OBJECTIVE. State how many lines of the records contain the string "title", and give no other information.

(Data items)

--- --- ---

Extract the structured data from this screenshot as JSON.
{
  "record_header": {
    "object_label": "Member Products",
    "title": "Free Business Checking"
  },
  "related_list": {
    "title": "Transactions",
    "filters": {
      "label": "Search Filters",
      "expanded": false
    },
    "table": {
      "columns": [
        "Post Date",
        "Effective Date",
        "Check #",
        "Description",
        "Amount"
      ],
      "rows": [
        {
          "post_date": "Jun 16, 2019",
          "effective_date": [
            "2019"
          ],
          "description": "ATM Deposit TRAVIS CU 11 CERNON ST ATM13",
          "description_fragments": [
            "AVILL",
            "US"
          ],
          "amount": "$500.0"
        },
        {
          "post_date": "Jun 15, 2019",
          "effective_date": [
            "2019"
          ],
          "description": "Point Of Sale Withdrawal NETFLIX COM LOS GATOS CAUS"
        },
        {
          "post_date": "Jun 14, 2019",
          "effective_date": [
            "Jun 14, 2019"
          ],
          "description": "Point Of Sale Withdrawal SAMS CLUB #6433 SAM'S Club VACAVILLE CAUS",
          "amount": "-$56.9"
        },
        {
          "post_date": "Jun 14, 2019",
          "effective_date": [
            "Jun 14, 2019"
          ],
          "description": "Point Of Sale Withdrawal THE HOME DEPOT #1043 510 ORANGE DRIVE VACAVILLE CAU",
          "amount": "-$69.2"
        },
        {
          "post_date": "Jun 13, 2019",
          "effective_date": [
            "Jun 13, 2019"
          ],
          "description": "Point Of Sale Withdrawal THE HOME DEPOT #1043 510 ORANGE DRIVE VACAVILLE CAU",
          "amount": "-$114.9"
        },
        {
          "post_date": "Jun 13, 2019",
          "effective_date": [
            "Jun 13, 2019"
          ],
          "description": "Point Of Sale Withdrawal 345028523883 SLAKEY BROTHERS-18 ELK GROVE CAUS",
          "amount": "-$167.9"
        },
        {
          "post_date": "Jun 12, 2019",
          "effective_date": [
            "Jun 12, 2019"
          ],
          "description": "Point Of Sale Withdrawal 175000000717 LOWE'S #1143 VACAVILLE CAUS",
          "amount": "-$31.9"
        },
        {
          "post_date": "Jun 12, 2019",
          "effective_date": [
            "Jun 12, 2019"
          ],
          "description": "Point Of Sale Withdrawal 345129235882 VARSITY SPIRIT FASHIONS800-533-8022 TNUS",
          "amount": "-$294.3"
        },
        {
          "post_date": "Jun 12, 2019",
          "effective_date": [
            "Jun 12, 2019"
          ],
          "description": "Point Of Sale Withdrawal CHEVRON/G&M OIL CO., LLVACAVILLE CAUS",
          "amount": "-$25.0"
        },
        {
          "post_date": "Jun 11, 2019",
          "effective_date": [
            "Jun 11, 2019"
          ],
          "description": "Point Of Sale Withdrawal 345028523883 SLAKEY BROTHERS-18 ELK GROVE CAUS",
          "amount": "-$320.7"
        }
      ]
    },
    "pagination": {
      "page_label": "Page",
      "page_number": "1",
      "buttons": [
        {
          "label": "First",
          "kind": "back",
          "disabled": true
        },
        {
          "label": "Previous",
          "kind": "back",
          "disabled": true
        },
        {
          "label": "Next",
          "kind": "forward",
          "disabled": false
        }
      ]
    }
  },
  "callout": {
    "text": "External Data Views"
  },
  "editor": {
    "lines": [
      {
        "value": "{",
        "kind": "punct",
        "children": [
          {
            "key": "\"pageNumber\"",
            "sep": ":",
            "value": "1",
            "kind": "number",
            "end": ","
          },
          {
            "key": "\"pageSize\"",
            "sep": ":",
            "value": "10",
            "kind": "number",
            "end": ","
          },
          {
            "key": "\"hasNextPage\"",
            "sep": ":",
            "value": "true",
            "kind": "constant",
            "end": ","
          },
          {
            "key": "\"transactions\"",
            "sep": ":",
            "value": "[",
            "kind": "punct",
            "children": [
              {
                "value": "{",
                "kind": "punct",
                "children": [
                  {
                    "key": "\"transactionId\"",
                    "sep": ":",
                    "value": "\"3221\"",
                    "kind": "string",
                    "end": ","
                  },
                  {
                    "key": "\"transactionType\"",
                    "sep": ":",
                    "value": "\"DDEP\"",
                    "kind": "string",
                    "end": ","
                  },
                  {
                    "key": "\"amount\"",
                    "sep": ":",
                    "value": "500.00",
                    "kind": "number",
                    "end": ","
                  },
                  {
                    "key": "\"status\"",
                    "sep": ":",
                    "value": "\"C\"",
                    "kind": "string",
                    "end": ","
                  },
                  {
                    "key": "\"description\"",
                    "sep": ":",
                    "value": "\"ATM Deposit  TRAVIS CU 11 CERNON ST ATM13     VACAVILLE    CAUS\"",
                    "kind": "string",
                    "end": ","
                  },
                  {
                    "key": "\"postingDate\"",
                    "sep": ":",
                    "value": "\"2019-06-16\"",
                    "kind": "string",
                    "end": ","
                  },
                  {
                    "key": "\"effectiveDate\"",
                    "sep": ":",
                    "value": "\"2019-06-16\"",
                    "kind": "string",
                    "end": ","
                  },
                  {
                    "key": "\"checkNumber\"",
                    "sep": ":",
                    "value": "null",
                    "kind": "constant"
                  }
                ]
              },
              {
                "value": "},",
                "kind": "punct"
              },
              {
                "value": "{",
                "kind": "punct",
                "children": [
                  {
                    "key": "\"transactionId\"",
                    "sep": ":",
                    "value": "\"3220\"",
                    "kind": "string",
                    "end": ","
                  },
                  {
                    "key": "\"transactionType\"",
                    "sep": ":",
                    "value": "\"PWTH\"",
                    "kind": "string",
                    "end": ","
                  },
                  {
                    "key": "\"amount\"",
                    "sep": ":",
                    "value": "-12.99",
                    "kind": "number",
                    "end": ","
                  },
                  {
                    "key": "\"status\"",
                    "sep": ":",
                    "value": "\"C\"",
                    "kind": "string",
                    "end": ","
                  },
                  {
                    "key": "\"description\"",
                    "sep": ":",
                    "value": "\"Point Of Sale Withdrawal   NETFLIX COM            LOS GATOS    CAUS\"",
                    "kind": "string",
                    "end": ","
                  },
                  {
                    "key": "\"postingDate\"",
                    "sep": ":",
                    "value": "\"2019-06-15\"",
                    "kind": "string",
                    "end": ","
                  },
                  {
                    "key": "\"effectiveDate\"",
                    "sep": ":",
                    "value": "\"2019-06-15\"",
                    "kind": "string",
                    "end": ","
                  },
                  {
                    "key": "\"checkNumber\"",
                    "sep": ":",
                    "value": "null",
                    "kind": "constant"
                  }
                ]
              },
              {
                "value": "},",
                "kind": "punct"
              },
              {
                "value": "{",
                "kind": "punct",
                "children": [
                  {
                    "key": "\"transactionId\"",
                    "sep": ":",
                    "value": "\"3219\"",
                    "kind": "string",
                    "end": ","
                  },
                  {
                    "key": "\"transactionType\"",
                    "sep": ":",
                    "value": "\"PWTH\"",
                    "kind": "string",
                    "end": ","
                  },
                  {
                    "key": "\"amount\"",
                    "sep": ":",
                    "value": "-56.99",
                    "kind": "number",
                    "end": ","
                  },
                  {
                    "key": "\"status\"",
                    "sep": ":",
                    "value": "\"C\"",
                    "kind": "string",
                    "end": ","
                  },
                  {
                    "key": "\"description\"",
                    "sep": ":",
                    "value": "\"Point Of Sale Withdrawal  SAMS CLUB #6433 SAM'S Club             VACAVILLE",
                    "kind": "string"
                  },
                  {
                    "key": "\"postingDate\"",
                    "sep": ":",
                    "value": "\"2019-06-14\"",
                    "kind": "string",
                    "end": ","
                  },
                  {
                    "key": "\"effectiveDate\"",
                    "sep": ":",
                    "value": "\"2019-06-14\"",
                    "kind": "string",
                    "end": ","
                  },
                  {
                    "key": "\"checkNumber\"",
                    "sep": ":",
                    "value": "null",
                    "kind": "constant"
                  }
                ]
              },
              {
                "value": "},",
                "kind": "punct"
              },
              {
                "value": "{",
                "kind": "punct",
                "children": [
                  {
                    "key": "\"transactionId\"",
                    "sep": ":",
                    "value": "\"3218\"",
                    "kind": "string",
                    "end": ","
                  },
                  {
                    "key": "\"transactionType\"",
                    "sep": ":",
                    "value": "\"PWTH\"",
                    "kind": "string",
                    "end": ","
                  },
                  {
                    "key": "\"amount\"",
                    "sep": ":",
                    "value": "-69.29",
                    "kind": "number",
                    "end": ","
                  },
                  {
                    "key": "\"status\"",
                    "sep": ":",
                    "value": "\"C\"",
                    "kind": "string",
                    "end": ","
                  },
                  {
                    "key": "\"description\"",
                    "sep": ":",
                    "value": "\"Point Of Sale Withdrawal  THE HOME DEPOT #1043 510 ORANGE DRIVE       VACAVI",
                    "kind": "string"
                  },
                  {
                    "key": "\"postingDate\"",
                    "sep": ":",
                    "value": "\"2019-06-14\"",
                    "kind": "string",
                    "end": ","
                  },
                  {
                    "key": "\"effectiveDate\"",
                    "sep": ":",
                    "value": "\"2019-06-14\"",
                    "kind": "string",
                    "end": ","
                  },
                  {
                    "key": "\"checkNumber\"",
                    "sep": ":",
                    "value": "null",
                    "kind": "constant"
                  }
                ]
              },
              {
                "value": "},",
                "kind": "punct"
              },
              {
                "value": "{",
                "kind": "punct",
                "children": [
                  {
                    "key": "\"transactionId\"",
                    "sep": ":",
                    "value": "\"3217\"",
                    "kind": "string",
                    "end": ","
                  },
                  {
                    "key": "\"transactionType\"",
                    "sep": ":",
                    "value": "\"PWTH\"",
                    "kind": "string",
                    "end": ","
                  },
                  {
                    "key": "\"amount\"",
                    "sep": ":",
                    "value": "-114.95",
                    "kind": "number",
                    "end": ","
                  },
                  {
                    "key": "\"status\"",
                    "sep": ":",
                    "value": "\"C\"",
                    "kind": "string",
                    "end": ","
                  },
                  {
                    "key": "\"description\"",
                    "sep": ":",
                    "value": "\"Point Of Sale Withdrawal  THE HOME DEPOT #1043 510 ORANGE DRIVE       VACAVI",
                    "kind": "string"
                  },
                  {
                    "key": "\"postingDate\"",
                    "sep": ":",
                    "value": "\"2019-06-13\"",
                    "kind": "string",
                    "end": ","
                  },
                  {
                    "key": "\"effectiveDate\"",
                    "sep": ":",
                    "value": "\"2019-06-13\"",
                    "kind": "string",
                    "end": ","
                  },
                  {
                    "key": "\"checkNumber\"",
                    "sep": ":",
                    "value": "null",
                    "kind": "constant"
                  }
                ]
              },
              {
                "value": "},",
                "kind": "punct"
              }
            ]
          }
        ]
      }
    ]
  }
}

--- --- ---

WRITTEN RESPONSE. 2